Entries supplied —
----

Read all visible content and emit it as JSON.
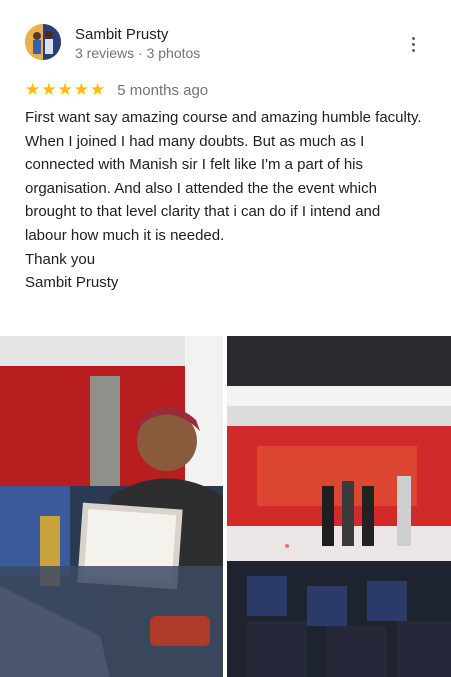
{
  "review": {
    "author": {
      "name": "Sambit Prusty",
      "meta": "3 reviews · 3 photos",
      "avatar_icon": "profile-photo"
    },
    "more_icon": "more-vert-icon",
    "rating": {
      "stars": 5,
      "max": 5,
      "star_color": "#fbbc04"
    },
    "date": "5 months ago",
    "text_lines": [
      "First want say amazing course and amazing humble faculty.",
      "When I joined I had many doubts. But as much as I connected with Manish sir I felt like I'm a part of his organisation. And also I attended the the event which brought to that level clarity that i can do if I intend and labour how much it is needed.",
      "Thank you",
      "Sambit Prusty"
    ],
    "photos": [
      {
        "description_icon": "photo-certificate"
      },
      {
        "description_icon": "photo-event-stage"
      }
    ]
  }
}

----

Exercise — Quote each record exactly as it stands, minus the pictures.

Full response —
Read all visible content and emit it as JSON.
{
  "review": {
    "author": {
      "name": "Sambit Prusty",
      "meta": "3 reviews · 3 photos",
      "avatar_icon": "profile-photo"
    },
    "more_icon": "more-vert-icon",
    "rating": {
      "stars": 5,
      "max": 5,
      "star_color": "#fbbc04"
    },
    "date": "5 months ago",
    "text_lines": [
      "First want say amazing course and amazing humble faculty.",
      "When I joined I had many doubts. But as much as I connected with Manish sir I felt like I'm a part of his organisation. And also I attended the the event which brought to that level clarity that i can do if I intend and labour how much it is needed.",
      "Thank you",
      "Sambit Prusty"
    ],
    "photos": [
      {
        "description_icon": "photo-certificate"
      },
      {
        "description_icon": "photo-event-stage"
      }
    ]
  }
}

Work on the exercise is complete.